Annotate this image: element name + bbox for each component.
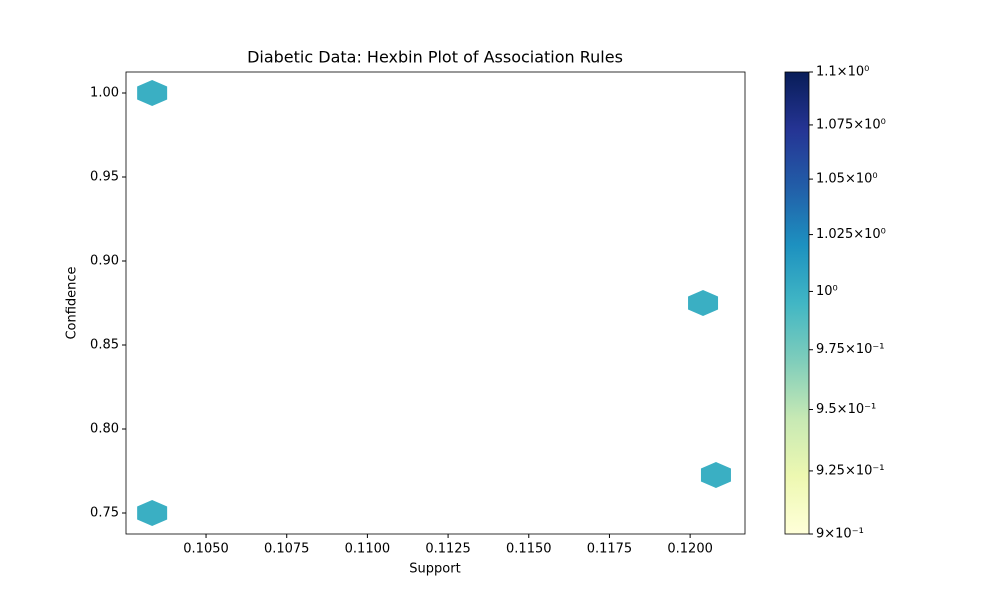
colorbar [784,71,810,535]
colorbar-tick-label: 9.75×10⁻¹ [816,342,884,357]
y-axis-label: Confidence [65,266,80,339]
x-tick-label: 0.1100 [345,542,391,557]
hexbin-cell [700,462,731,489]
colorbar-tick-label: 9.25×10⁻¹ [816,463,884,478]
x-tick-label: 0.1125 [425,542,471,557]
y-tick-label: 0.90 [90,254,119,269]
y-tick-label: 1.00 [90,86,119,101]
colorbar-tick-label: 9×10⁻¹ [816,527,864,542]
x-tick-label: 0.1075 [264,542,310,557]
colorbar-tick-label: 1.025×10⁰ [816,227,886,242]
chart-title: Diabetic Data: Hexbin Plot of Associatio… [247,48,623,67]
plot-area [125,71,746,535]
x-tick-label: 0.1150 [506,542,552,557]
x-tick-label: 0.1050 [183,542,229,557]
colorbar-tick-label: 1.1×10⁰ [816,65,869,80]
y-tick-label: 0.95 [90,170,119,185]
hexbin-cell [137,80,168,106]
y-tick-label: 0.80 [90,422,119,437]
colorbar-tick-label: 1.05×10⁰ [816,172,878,187]
y-tick-label: 0.85 [90,338,119,353]
colorbar-tick-label: 10⁰ [816,284,838,299]
colorbar-tick-label: 1.075×10⁰ [816,117,886,132]
x-axis-label: Support [409,562,460,577]
colorbar-tick-label: 9.5×10⁻¹ [816,402,876,417]
hexbin-cell [688,290,719,316]
x-tick-label: 0.1200 [667,542,713,557]
x-tick-label: 0.1175 [587,542,633,557]
y-tick-label: 0.75 [90,506,119,521]
hexbin-cell [137,500,168,526]
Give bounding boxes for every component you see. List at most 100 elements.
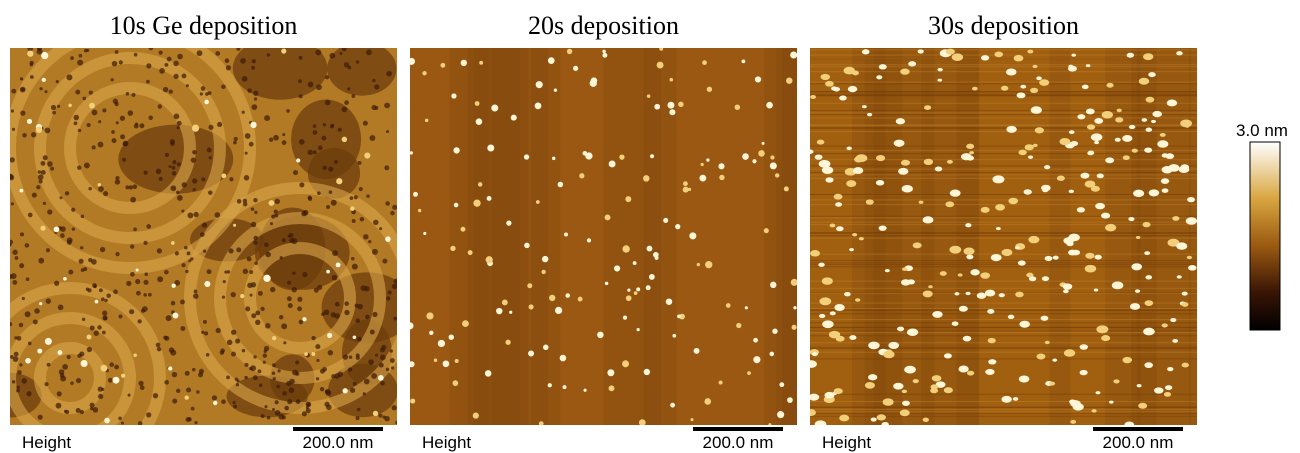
island xyxy=(413,192,418,197)
pit xyxy=(391,366,394,369)
island xyxy=(719,380,723,384)
pit xyxy=(74,121,78,125)
pit xyxy=(192,178,197,183)
island xyxy=(1187,256,1192,260)
island xyxy=(192,125,199,132)
pit xyxy=(288,303,293,308)
pit xyxy=(260,307,264,311)
pit xyxy=(286,109,290,113)
island xyxy=(985,290,995,297)
island xyxy=(755,76,761,82)
pit xyxy=(243,202,247,206)
pit xyxy=(279,315,283,319)
island xyxy=(705,261,712,268)
pit xyxy=(28,213,33,218)
pit xyxy=(129,309,134,314)
pit xyxy=(292,370,298,376)
pit xyxy=(245,133,251,139)
island xyxy=(649,274,655,280)
island xyxy=(1162,166,1173,173)
island xyxy=(697,263,700,266)
pit xyxy=(188,259,191,262)
island xyxy=(879,225,887,230)
pit xyxy=(372,105,377,110)
pit xyxy=(351,257,354,260)
island xyxy=(602,50,605,53)
scan-line xyxy=(810,174,1197,175)
island xyxy=(627,289,630,292)
pit xyxy=(20,110,25,115)
pit xyxy=(231,330,236,335)
island xyxy=(995,204,1005,211)
scan-line xyxy=(810,222,1197,223)
pit xyxy=(384,165,389,170)
scale-bar xyxy=(293,427,383,431)
pit xyxy=(334,313,339,318)
island xyxy=(876,155,885,161)
island xyxy=(981,207,990,213)
scan-line xyxy=(810,55,1197,56)
pit xyxy=(227,270,231,274)
pit xyxy=(251,282,256,287)
pit xyxy=(118,416,122,420)
panel-title: 30s deposition xyxy=(928,11,1079,40)
pit xyxy=(71,208,75,212)
island xyxy=(770,162,777,169)
island xyxy=(672,334,676,338)
pit xyxy=(87,288,91,292)
island xyxy=(678,102,683,107)
island xyxy=(937,79,942,82)
island xyxy=(683,187,689,193)
island xyxy=(1080,370,1088,375)
pit xyxy=(299,182,304,187)
scan-line xyxy=(810,127,1197,128)
island xyxy=(535,103,542,110)
pit xyxy=(272,372,276,376)
height-label: Height xyxy=(822,433,871,452)
island xyxy=(1024,189,1032,195)
island xyxy=(969,151,974,154)
island xyxy=(378,375,384,381)
island xyxy=(908,61,916,66)
pit xyxy=(184,246,188,250)
island xyxy=(1091,133,1103,141)
pit xyxy=(120,116,125,121)
pit xyxy=(31,132,36,137)
island xyxy=(68,104,71,107)
pit xyxy=(244,363,248,367)
pit xyxy=(134,53,138,57)
pit xyxy=(44,90,47,93)
island xyxy=(486,256,493,263)
scan-line xyxy=(810,91,1197,92)
island xyxy=(1095,203,1105,209)
pit xyxy=(329,190,333,194)
island xyxy=(462,320,469,327)
pit xyxy=(163,87,168,92)
island xyxy=(587,238,591,242)
pit xyxy=(78,129,81,132)
island xyxy=(958,273,963,276)
island xyxy=(1186,217,1197,225)
pit xyxy=(342,47,347,52)
island xyxy=(810,95,816,99)
island xyxy=(597,332,603,338)
scan-line xyxy=(810,281,1197,282)
island xyxy=(793,306,796,309)
pit xyxy=(191,157,196,162)
pit xyxy=(168,165,171,168)
pit xyxy=(56,80,59,83)
pit xyxy=(157,347,162,352)
pit xyxy=(91,259,97,265)
pit xyxy=(274,210,278,214)
island xyxy=(443,360,450,367)
pit xyxy=(202,222,207,227)
scan-line xyxy=(810,71,1197,72)
pit xyxy=(253,355,256,358)
island xyxy=(1028,236,1039,243)
scale-bar xyxy=(1093,427,1183,431)
island xyxy=(27,51,33,57)
pit xyxy=(244,376,247,379)
pit xyxy=(192,150,197,155)
island xyxy=(846,180,856,187)
island xyxy=(496,308,502,314)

┄┄┄┄┄┄┄┄┄┄

DIRECTIONS FOR THIS TASK: Copy out the stretch of rows above from the line containing "island xyxy=(413,192,418,197)" through the line containing "island xyxy=(755,76,761,82)", both included, reproducing each line unchanged.

TASK RESULT:
island xyxy=(413,192,418,197)
pit xyxy=(391,366,394,369)
island xyxy=(719,380,723,384)
pit xyxy=(74,121,78,125)
pit xyxy=(192,178,197,183)
island xyxy=(1187,256,1192,260)
island xyxy=(192,125,199,132)
pit xyxy=(288,303,293,308)
pit xyxy=(260,307,264,311)
pit xyxy=(286,109,290,113)
island xyxy=(985,290,995,297)
island xyxy=(755,76,761,82)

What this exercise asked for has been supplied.